* Stored data
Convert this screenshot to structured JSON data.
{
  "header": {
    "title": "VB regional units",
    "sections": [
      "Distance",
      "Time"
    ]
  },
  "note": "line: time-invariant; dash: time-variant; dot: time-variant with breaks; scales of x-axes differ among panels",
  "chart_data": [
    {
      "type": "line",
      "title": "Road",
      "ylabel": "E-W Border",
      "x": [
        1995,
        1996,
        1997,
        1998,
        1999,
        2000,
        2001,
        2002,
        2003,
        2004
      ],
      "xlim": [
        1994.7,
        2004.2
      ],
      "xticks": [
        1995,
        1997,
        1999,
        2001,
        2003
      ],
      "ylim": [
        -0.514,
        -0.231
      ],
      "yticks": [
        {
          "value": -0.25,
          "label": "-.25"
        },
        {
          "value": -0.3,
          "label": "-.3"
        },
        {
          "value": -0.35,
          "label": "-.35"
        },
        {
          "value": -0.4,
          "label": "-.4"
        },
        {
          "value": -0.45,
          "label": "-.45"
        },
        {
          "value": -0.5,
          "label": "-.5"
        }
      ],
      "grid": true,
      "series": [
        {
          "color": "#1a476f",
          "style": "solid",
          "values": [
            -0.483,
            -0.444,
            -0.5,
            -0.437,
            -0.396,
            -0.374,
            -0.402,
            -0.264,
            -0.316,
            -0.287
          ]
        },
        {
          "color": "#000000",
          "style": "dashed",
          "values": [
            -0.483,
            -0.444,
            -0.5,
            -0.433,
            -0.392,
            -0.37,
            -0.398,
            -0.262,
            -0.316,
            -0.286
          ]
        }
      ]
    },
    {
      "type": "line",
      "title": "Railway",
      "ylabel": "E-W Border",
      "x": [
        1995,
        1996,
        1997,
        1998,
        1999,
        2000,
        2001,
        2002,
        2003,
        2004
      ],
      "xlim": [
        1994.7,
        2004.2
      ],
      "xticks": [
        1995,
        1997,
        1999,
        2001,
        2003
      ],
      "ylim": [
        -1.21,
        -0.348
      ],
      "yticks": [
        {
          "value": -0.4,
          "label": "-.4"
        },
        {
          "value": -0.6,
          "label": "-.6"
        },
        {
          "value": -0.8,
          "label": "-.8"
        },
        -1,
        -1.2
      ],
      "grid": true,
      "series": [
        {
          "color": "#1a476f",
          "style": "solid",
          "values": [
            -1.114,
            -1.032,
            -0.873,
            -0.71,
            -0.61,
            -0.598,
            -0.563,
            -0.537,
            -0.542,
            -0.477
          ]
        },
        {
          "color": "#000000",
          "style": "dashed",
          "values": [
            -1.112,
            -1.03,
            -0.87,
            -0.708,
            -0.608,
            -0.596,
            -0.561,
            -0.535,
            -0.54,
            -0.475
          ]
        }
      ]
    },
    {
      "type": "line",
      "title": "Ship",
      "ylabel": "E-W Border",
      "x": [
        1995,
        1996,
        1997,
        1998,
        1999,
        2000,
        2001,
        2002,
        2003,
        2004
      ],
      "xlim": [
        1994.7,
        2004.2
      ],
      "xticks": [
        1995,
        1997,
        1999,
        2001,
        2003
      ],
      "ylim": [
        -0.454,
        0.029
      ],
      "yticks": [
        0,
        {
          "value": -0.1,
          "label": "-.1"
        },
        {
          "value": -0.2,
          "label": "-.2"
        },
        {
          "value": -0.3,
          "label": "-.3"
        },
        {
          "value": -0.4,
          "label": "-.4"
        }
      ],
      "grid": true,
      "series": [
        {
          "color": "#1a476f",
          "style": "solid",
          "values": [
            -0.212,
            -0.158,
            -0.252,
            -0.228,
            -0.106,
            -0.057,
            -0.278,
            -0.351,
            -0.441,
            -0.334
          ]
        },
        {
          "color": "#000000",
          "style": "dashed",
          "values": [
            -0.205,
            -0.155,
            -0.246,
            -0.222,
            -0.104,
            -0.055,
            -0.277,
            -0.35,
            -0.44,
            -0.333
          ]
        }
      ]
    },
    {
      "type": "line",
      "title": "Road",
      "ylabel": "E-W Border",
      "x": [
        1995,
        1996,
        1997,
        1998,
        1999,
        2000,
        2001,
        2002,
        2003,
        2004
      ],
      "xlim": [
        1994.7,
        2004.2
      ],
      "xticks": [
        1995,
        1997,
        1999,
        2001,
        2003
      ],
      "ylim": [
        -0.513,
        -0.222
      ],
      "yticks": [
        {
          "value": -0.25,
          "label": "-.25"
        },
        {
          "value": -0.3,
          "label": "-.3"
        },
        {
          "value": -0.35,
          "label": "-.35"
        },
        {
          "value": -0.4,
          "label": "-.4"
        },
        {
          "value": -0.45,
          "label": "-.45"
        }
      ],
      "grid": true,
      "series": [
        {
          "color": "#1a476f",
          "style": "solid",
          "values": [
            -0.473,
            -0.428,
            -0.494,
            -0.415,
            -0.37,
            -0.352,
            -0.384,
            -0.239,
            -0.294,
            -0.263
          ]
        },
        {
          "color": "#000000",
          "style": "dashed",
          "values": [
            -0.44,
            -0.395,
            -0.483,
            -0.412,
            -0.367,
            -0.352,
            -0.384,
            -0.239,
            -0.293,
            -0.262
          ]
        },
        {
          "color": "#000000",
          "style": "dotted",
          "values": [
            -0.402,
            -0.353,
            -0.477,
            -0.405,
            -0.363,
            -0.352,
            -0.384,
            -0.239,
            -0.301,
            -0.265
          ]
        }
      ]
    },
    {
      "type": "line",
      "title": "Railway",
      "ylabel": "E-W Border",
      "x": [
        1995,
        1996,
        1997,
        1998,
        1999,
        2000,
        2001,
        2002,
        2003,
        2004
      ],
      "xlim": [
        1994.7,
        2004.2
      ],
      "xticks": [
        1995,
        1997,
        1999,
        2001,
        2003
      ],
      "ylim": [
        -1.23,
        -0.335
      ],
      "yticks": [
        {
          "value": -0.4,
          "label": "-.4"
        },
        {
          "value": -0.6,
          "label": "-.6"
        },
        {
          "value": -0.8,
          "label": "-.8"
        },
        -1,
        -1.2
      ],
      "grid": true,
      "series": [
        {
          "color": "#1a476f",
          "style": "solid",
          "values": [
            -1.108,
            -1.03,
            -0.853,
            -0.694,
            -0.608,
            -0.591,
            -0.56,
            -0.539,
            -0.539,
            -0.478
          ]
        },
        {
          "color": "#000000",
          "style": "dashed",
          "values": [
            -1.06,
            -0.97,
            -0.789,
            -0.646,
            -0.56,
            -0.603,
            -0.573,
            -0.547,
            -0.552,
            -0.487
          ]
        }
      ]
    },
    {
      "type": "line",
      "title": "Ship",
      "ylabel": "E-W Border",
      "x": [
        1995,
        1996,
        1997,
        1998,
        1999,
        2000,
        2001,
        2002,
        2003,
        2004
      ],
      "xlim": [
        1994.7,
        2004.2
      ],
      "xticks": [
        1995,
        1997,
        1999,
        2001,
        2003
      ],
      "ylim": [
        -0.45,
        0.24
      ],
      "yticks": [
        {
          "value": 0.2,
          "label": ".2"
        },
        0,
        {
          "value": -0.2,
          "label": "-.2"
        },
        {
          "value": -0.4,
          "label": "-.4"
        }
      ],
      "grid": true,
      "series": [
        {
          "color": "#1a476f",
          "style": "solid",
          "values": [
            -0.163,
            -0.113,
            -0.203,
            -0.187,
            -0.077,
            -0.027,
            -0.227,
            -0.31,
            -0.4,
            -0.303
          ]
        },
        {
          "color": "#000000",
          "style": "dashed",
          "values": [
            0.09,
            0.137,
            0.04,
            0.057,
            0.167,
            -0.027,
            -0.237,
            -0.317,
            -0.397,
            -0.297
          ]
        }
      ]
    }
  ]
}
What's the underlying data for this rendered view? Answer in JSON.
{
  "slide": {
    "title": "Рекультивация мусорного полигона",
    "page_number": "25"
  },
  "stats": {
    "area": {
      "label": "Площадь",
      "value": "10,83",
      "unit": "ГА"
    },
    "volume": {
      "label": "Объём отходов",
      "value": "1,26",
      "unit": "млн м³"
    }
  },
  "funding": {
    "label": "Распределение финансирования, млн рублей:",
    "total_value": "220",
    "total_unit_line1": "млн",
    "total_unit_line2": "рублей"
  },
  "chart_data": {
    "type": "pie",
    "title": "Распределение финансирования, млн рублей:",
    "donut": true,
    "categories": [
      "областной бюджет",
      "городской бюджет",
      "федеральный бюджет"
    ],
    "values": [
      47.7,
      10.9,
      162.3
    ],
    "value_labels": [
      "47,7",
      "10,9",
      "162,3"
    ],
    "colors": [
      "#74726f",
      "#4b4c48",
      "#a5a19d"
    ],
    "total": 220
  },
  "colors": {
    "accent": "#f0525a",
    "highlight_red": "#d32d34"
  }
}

* Goal of the exercise
From the line that contains "What's the underlying" down to the last line of the listing above, repeat each line exactly, and include nothing else.

* Final result
What's the underlying data for this rendered view? Answer in JSON.
{
  "slide": {
    "title": "Рекультивация мусорного полигона",
    "page_number": "25"
  },
  "stats": {
    "area": {
      "label": "Площадь",
      "value": "10,83",
      "unit": "ГА"
    },
    "volume": {
      "label": "Объём отходов",
      "value": "1,26",
      "unit": "млн м³"
    }
  },
  "funding": {
    "label": "Распределение финансирования, млн рублей:",
    "total_value": "220",
    "total_unit_line1": "млн",
    "total_unit_line2": "рублей"
  },
  "chart_data": {
    "type": "pie",
    "title": "Распределение финансирования, млн рублей:",
    "donut": true,
    "categories": [
      "областной бюджет",
      "городской бюджет",
      "федеральный бюджет"
    ],
    "values": [
      47.7,
      10.9,
      162.3
    ],
    "value_labels": [
      "47,7",
      "10,9",
      "162,3"
    ],
    "colors": [
      "#74726f",
      "#4b4c48",
      "#a5a19d"
    ],
    "total": 220
  },
  "colors": {
    "accent": "#f0525a",
    "highlight_red": "#d32d34"
  }
}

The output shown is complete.